**OBJETIVO A**:
Apresente de novo, sem qualquer alteração, as linhas da listagem desde a que contém "152, 1155, 286]" até à que contém "response-raw-viewer[interactable]: HTTP/1.1 200", incluindo ambas.

**EXCERTO DA PÁGINA**:
========================================

A Comissão Europeia vai procurar obter em tribunal uma nova alteração à chamada lei Volkswagen (VW), nomeadamente da cláusula que obriga a que decisões de fundo sejam tomadas com mais de 80% dos votos.

Texto Renato Soeiro, publicado no Esquerda.net em 15 de Setembro de 2008

Esta lei, aprovada há quase 50 anos, quando a VW foi privatizada, visava proteger uma empresa considerada estratégica para a Alemanha. Tinha agora acabado de ser alterada em vários pontos, na sequência de uma queixa da Comissão e sequente decisão do Tribunal de Justiça que a considerou violadora do princípio da livre circulação de capitais. No entanto, nas alterações efectuadas, os alemães recusaram-se a incluir a cláusula dos 80%.

========================================

**LISTAGEM FORNECIDA**:
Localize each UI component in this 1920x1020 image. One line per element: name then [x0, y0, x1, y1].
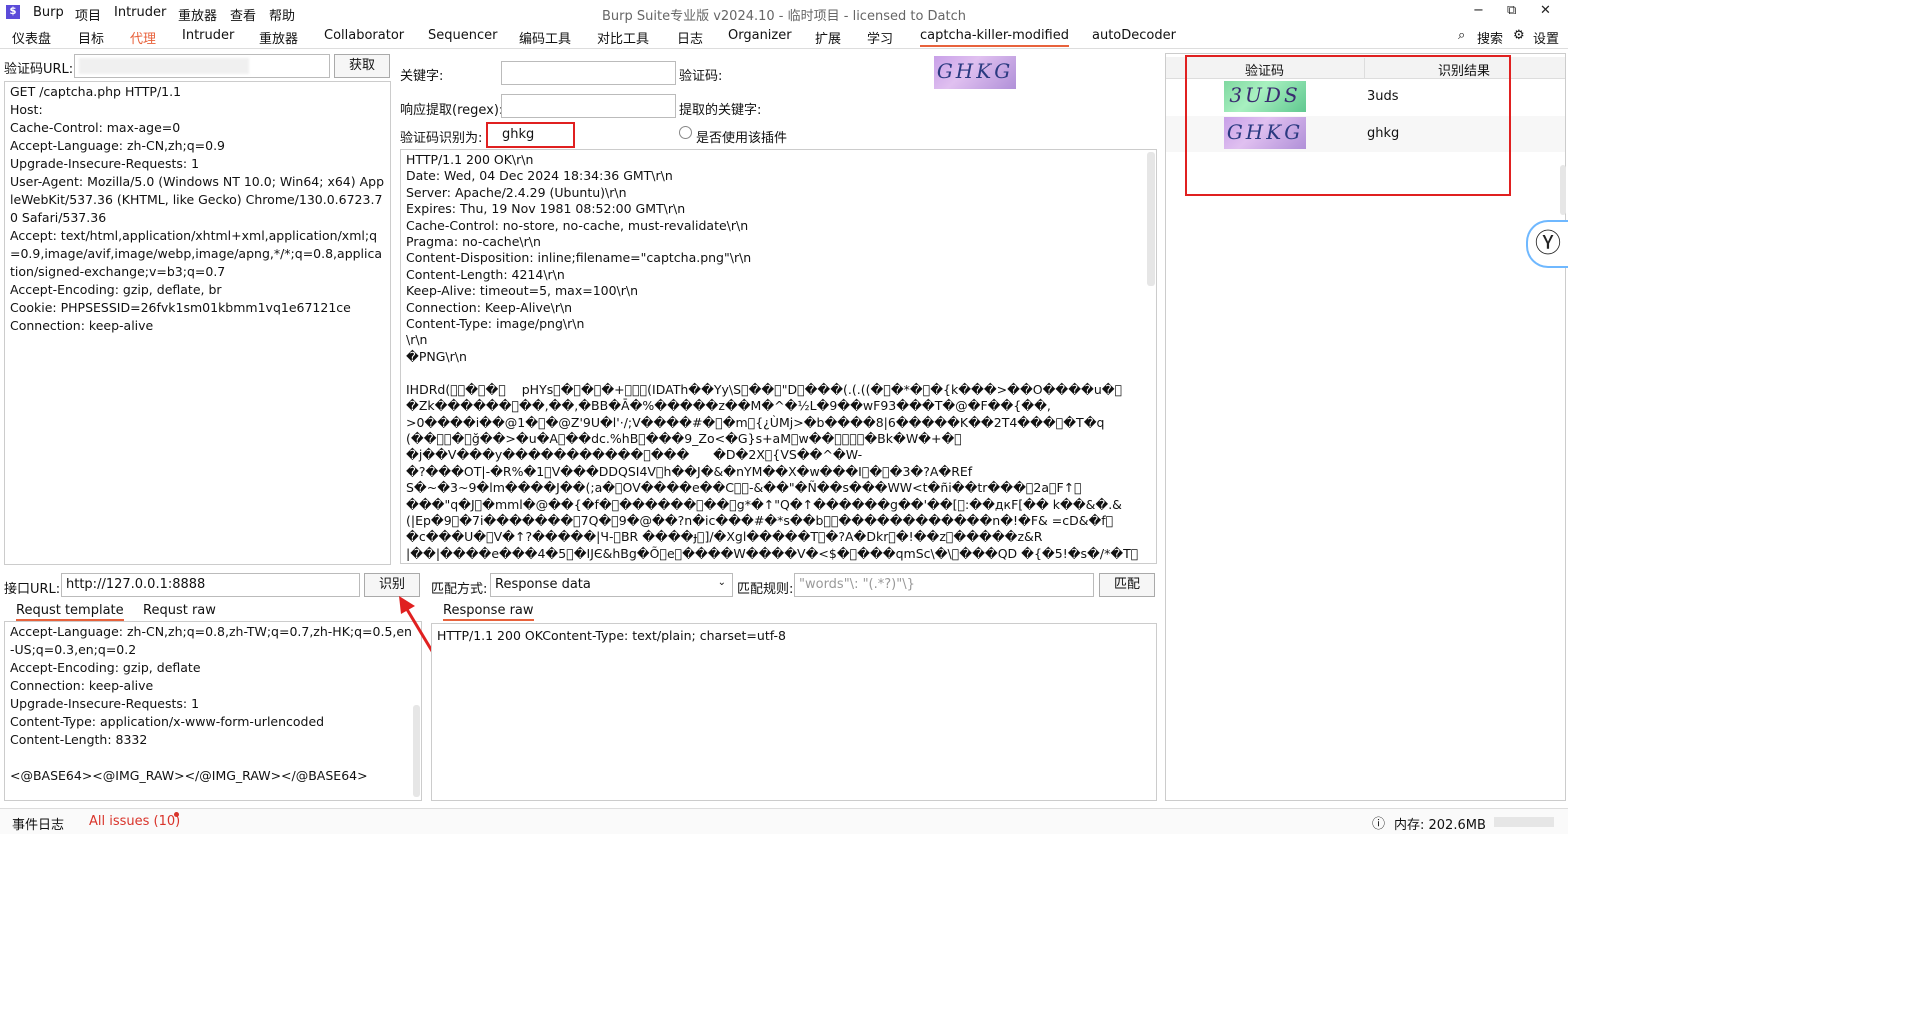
response-scrollbar[interactable]	[1147, 152, 1155, 286]
tab-sequencer[interactable]: Sequencer	[428, 28, 497, 43]
request-template-editor[interactable]: Accept-Language: zh-CN,zh;q=0.8,zh-TW;q=…	[4, 621, 422, 801]
tab-logger[interactable]: 日志	[677, 28, 703, 47]
keyword-input[interactable]	[501, 61, 676, 85]
tab-learn[interactable]: 学习	[867, 28, 893, 47]
match-rule-label: 匹配规则:	[737, 582, 794, 597]
maximize-icon[interactable]: ⧉	[1507, 3, 1516, 18]
tab-request-template[interactable]: Requst template	[16, 603, 124, 621]
main-tab-bar: 仪表盘 目标 代理 Intruder 重放器 Collaborator Sequ…	[0, 25, 1568, 49]
tab-proxy[interactable]: 代理	[130, 28, 156, 47]
match-mode-label: 匹配方式:	[431, 582, 488, 597]
captcha-url-input[interactable]	[74, 54, 330, 78]
captcha-preview-text: GHKG	[936, 59, 1014, 83]
captcha-request-editor[interactable]: GET /captcha.php HTTP/1.1 Host: Cache-Co…	[4, 81, 391, 565]
event-log-link[interactable]: 事件日志	[12, 814, 64, 833]
status-bar: 事件日志 All issues (10) ⓘ 内存: 202.6MB	[0, 808, 1568, 834]
issues-dot-badge	[174, 812, 179, 817]
tab-response-raw[interactable]: Response raw	[443, 603, 534, 621]
recognize-button[interactable]: 识别	[364, 573, 420, 597]
match-rule-placeholder: "words"\: "(.*?)"\}	[799, 577, 915, 592]
search-label[interactable]: 搜索	[1477, 28, 1503, 47]
match-mode-value: Response data	[495, 577, 591, 592]
captcha-label: 验证码:	[679, 69, 723, 84]
recognized-result-box: ghkg	[486, 122, 575, 148]
api-url-label: 接口URL:	[4, 582, 61, 597]
fetch-button[interactable]: 获取	[334, 54, 390, 78]
regex-input[interactable]	[501, 94, 676, 118]
minimize-icon[interactable]: −	[1473, 3, 1484, 18]
response-raw-viewer[interactable]: HTTP/1.1 200 OKContent-Type: text/plain;…	[431, 623, 1157, 801]
assistant-float-icon[interactable]: Ⓨ	[1526, 220, 1568, 268]
chevron-down-icon: ⌄	[717, 577, 726, 588]
tab-target[interactable]: 目标	[78, 28, 104, 47]
tab-extensions[interactable]: 扩展	[815, 28, 841, 47]
memory-usage: 内存: 202.6MB	[1394, 818, 1486, 833]
result-table-highlight	[1185, 55, 1511, 196]
tab-request-raw[interactable]: Requst raw	[143, 603, 216, 618]
template-scrollbar[interactable]	[413, 705, 420, 797]
right-scrollbar[interactable]	[1560, 165, 1566, 215]
captcha-url-label: 验证码URL:	[4, 62, 74, 77]
api-url-value: http://127.0.0.1:8888	[66, 577, 206, 592]
use-plugin-label[interactable]: 是否使用该插件	[696, 127, 787, 146]
all-issues-link[interactable]: All issues (10)	[89, 814, 180, 829]
info-icon: ⓘ	[1372, 817, 1386, 832]
memory-bar	[1494, 817, 1554, 827]
captcha-response-viewer[interactable]: HTTP/1.1 200 OK\r\n Date: Wed, 04 Dec 20…	[400, 149, 1157, 564]
api-url-input[interactable]: http://127.0.0.1:8888	[61, 573, 360, 597]
match-mode-select[interactable]: Response data ⌄	[490, 573, 733, 597]
captcha-preview-image: GHKG	[934, 56, 1016, 89]
tab-decoder[interactable]: 编码工具	[519, 28, 571, 47]
tab-intruder[interactable]: Intruder	[182, 28, 234, 43]
redacted-url	[79, 58, 249, 74]
tab-captcha-killer[interactable]: captcha-killer-modified	[920, 28, 1069, 47]
tab-comparer[interactable]: 对比工具	[597, 28, 649, 47]
extracted-keyword-label: 提取的关键字:	[679, 103, 762, 118]
tab-autodecoder[interactable]: autoDecoder	[1092, 28, 1176, 43]
close-icon[interactable]: ✕	[1540, 3, 1551, 18]
recognized-as-label: 验证码识别为:	[400, 131, 483, 146]
title-bar: $ Burp 项目 Intruder 重放器 查看 帮助 Burp Suite专…	[0, 0, 1568, 25]
regex-label: 响应提取(regex):	[400, 103, 504, 118]
window-title: Burp Suite专业版 v2024.10 - 临时项目 - licensed…	[602, 9, 966, 24]
match-button[interactable]: 匹配	[1099, 573, 1155, 597]
tab-repeater[interactable]: 重放器	[259, 28, 298, 47]
tab-collaborator[interactable]: Collaborator	[324, 28, 404, 43]
tab-dashboard[interactable]: 仪表盘	[12, 28, 51, 47]
gear-icon[interactable]: ⚙	[1513, 28, 1525, 43]
match-rule-input[interactable]: "words"\: "(.*?)"\}	[794, 573, 1094, 597]
tab-organizer[interactable]: Organizer	[728, 28, 792, 43]
recognized-result-value: ghkg	[502, 127, 535, 142]
use-plugin-radio[interactable]	[679, 126, 692, 139]
search-icon[interactable]: ⌕	[1458, 28, 1465, 43]
keyword-label: 关键字:	[400, 69, 444, 84]
settings-label[interactable]: 设置	[1533, 28, 1559, 47]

========================================

**OBJETIVO B**:
Reescreva o excerto sobre a lei Volkswagen desde "Esta lei, aprovada" até "cláusula dos 80%.", substituindo "VW" por "Volkswagen".

**RESPOSTA ESCRITA A**:
response-scrollbar[interactable]	[1147, 152, 1155, 286]
tab-sequencer[interactable]: Sequencer	[428, 28, 497, 43]
request-template-editor[interactable]: Accept-Language: zh-CN,zh;q=0.8,zh-TW;q=…	[4, 621, 422, 801]
tab-logger[interactable]: 日志	[677, 28, 703, 47]
keyword-input[interactable]	[501, 61, 676, 85]
tab-learn[interactable]: 学习	[867, 28, 893, 47]
match-rule-label: 匹配规则:	[737, 582, 794, 597]
maximize-icon[interactable]: ⧉	[1507, 3, 1516, 18]
tab-request-template[interactable]: Requst template	[16, 603, 124, 621]
main-tab-bar: 仪表盘 目标 代理 Intruder 重放器 Collaborator Sequ…	[0, 25, 1568, 49]
tab-proxy[interactable]: 代理	[130, 28, 156, 47]
match-mode-label: 匹配方式:	[431, 582, 488, 597]
captcha-url-input[interactable]	[74, 54, 330, 78]
captcha-preview-text: GHKG	[936, 59, 1014, 83]
captcha-request-editor[interactable]: GET /captcha.php HTTP/1.1 Host: Cache-Co…	[4, 81, 391, 565]
event-log-link[interactable]: 事件日志	[12, 814, 64, 833]
status-bar: 事件日志 All issues (10) ⓘ 内存: 202.6MB	[0, 808, 1568, 834]
issues-dot-badge	[174, 812, 179, 817]
tab-response-raw[interactable]: Response raw	[443, 603, 534, 621]
recognize-button[interactable]: 识别	[364, 573, 420, 597]
match-rule-placeholder: "words"\: "(.*?)"\}	[799, 577, 915, 592]
search-label[interactable]: 搜索	[1477, 28, 1503, 47]
match-mode-value: Response data	[495, 577, 591, 592]
captcha-label: 验证码:	[679, 69, 723, 84]
recognized-result-box: ghkg	[486, 122, 575, 148]
api-url-label: 接口URL:	[4, 582, 61, 597]
fetch-button[interactable]: 获取	[334, 54, 390, 78]
regex-input[interactable]	[501, 94, 676, 118]
minimize-icon[interactable]: −	[1473, 3, 1484, 18]
response-raw-viewer[interactable]: HTTP/1.1 200 OKContent-Type: text/plain;…	[431, 623, 1157, 801]

**RESPOSTA ESCRITA B**:
Esta lei, aprovada há quase 50 anos, quando a Volkswagen foi privatizada, visava proteger uma empresa considerada estratégica para a Alemanha. Tinha agora acabado de ser alterada em vários pontos, na sequência de uma queixa da Comissão e sequente decisão do Tribunal de Justiça que a considerou violadora do princípio da livre circulação de capitais. No entanto, nas alterações efectuadas, os alemães recusaram-se a incluir a cláusula dos 80%.